Records about charts and figures:
☆ ☆ ☆ ☆

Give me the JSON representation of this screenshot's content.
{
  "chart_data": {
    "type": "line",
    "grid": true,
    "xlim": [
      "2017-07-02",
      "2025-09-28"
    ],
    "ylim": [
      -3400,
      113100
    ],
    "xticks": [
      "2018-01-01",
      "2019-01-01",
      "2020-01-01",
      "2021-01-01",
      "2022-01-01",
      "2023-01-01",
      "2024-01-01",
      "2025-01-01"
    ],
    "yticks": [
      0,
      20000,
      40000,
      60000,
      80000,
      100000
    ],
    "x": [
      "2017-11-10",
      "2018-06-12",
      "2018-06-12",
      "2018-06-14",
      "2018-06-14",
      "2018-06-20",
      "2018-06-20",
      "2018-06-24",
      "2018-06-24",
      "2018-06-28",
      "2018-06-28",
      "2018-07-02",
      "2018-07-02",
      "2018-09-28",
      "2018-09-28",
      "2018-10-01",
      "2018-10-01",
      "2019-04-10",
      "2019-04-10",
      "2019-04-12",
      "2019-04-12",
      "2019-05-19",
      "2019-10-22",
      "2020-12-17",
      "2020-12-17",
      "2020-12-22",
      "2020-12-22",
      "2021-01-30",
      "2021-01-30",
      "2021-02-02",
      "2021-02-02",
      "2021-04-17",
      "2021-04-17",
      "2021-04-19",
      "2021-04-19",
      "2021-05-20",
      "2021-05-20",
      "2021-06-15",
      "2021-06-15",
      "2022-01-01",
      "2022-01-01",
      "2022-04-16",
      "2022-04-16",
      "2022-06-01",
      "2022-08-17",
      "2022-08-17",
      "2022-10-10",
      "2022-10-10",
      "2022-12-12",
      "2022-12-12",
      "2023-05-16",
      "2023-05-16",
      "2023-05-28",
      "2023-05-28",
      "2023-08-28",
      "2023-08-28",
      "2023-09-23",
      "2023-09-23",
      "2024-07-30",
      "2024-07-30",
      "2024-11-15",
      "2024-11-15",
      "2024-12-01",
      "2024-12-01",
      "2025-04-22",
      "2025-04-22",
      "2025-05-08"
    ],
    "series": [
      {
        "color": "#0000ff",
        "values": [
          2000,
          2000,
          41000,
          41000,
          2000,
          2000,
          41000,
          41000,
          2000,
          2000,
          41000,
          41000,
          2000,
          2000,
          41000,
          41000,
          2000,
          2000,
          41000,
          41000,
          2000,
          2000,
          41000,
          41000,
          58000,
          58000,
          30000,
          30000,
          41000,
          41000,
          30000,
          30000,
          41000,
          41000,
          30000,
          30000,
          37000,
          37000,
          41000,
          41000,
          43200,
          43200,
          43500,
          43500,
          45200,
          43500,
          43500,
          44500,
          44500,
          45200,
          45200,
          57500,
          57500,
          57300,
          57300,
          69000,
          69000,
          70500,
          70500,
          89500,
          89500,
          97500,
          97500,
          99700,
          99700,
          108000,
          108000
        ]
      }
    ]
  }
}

☆ ☆ ☆ ☆

• [Exercise directions]:
Your task is to retype all of the records exactly.

• [Response]:
Give me the JSON representation of this screenshot's content.
{
  "chart_data": {
    "type": "line",
    "grid": true,
    "xlim": [
      "2017-07-02",
      "2025-09-28"
    ],
    "ylim": [
      -3400,
      113100
    ],
    "xticks": [
      "2018-01-01",
      "2019-01-01",
      "2020-01-01",
      "2021-01-01",
      "2022-01-01",
      "2023-01-01",
      "2024-01-01",
      "2025-01-01"
    ],
    "yticks": [
      0,
      20000,
      40000,
      60000,
      80000,
      100000
    ],
    "x": [
      "2017-11-10",
      "2018-06-12",
      "2018-06-12",
      "2018-06-14",
      "2018-06-14",
      "2018-06-20",
      "2018-06-20",
      "2018-06-24",
      "2018-06-24",
      "2018-06-28",
      "2018-06-28",
      "2018-07-02",
      "2018-07-02",
      "2018-09-28",
      "2018-09-28",
      "2018-10-01",
      "2018-10-01",
      "2019-04-10",
      "2019-04-10",
      "2019-04-12",
      "2019-04-12",
      "2019-05-19",
      "2019-10-22",
      "2020-12-17",
      "2020-12-17",
      "2020-12-22",
      "2020-12-22",
      "2021-01-30",
      "2021-01-30",
      "2021-02-02",
      "2021-02-02",
      "2021-04-17",
      "2021-04-17",
      "2021-04-19",
      "2021-04-19",
      "2021-05-20",
      "2021-05-20",
      "2021-06-15",
      "2021-06-15",
      "2022-01-01",
      "2022-01-01",
      "2022-04-16",
      "2022-04-16",
      "2022-06-01",
      "2022-08-17",
      "2022-08-17",
      "2022-10-10",
      "2022-10-10",
      "2022-12-12",
      "2022-12-12",
      "2023-05-16",
      "2023-05-16",
      "2023-05-28",
      "2023-05-28",
      "2023-08-28",
      "2023-08-28",
      "2023-09-23",
      "2023-09-23",
      "2024-07-30",
      "2024-07-30",
      "2024-11-15",
      "2024-11-15",
      "2024-12-01",
      "2024-12-01",
      "2025-04-22",
      "2025-04-22",
      "2025-05-08"
    ],
    "series": [
      {
        "color": "#0000ff",
        "values": [
          2000,
          2000,
          41000,
          41000,
          2000,
          2000,
          41000,
          41000,
          2000,
          2000,
          41000,
          41000,
          2000,
          2000,
          41000,
          41000,
          2000,
          2000,
          41000,
          41000,
          2000,
          2000,
          41000,
          41000,
          58000,
          58000,
          30000,
          30000,
          41000,
          41000,
          30000,
          30000,
          41000,
          41000,
          30000,
          30000,
          37000,
          37000,
          41000,
          41000,
          43200,
          43200,
          43500,
          43500,
          45200,
          43500,
          43500,
          44500,
          44500,
          45200,
          45200,
          57500,
          57500,
          57300,
          57300,
          69000,
          69000,
          70500,
          70500,
          89500,
          89500,
          97500,
          97500,
          99700,
          99700,
          108000,
          108000
        ]
      }
    ]
  }
}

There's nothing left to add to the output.